* **Problem to solve**
Whenever "implantation" appears in a line, please copy that line from the data.

* **Exercise inputs**
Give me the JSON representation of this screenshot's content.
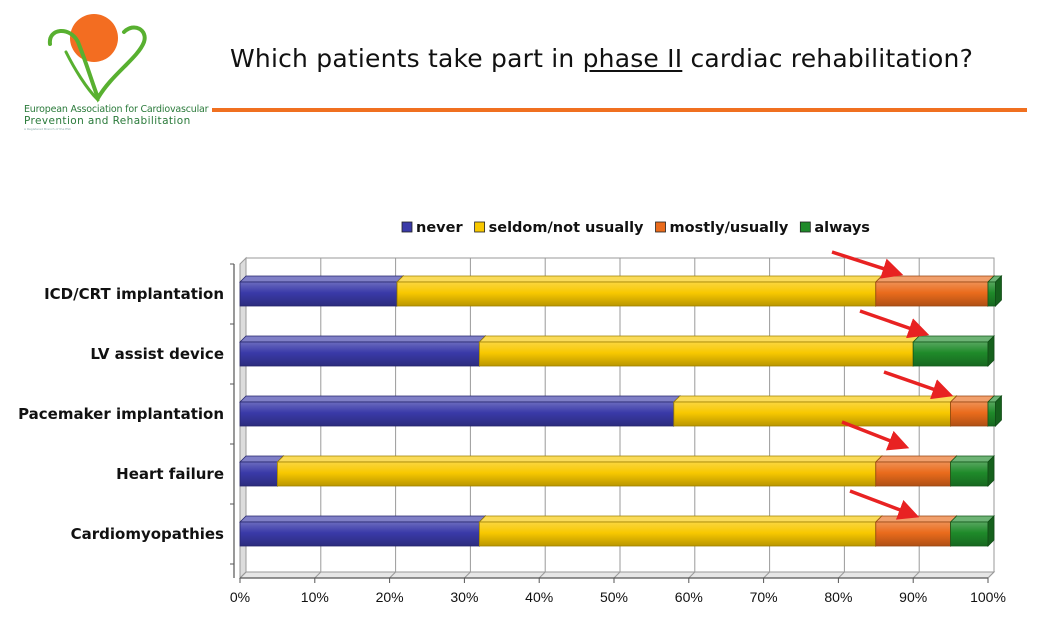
{
  "header": {
    "title_before": "Which patients take part in ",
    "title_underlined": "phase II",
    "title_after": " cardiac rehabilitation?",
    "accent_color": "#f07020"
  },
  "logo": {
    "line1": "European Association for Cardiovascular",
    "line2": "Prevention and Rehabilitation",
    "line3": "A Registered Branch of the ESC",
    "icon": "heart-person-logo"
  },
  "chart_data": {
    "type": "bar",
    "orientation": "horizontal",
    "stacked": "percent",
    "categories": [
      "ICD/CRT implantation",
      "LV assist device",
      "Pacemaker implantation",
      "Heart failure",
      "Cardiomyopathies"
    ],
    "series": [
      {
        "name": "never",
        "color": "#3a3aa8",
        "values": [
          21,
          32,
          58,
          5,
          32
        ]
      },
      {
        "name": "seldom/not usually",
        "color": "#f8c800",
        "values": [
          64,
          58,
          37,
          80,
          53
        ]
      },
      {
        "name": "mostly/usually",
        "color": "#ea6b1c",
        "values": [
          15,
          0,
          5,
          10,
          10
        ]
      },
      {
        "name": "always",
        "color": "#1f8a2a",
        "values": [
          1,
          10,
          1,
          5,
          5
        ]
      }
    ],
    "xticks": [
      "0%",
      "10%",
      "20%",
      "30%",
      "40%",
      "50%",
      "60%",
      "70%",
      "80%",
      "90%",
      "100%"
    ],
    "xlim": [
      0,
      100
    ],
    "legend": "top",
    "grid": true,
    "annotations": "red arrows pointing to the right end of each bar"
  }
}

* **Output for this exercise**
      "ICD/CRT implantation",
      "Pacemaker implantation",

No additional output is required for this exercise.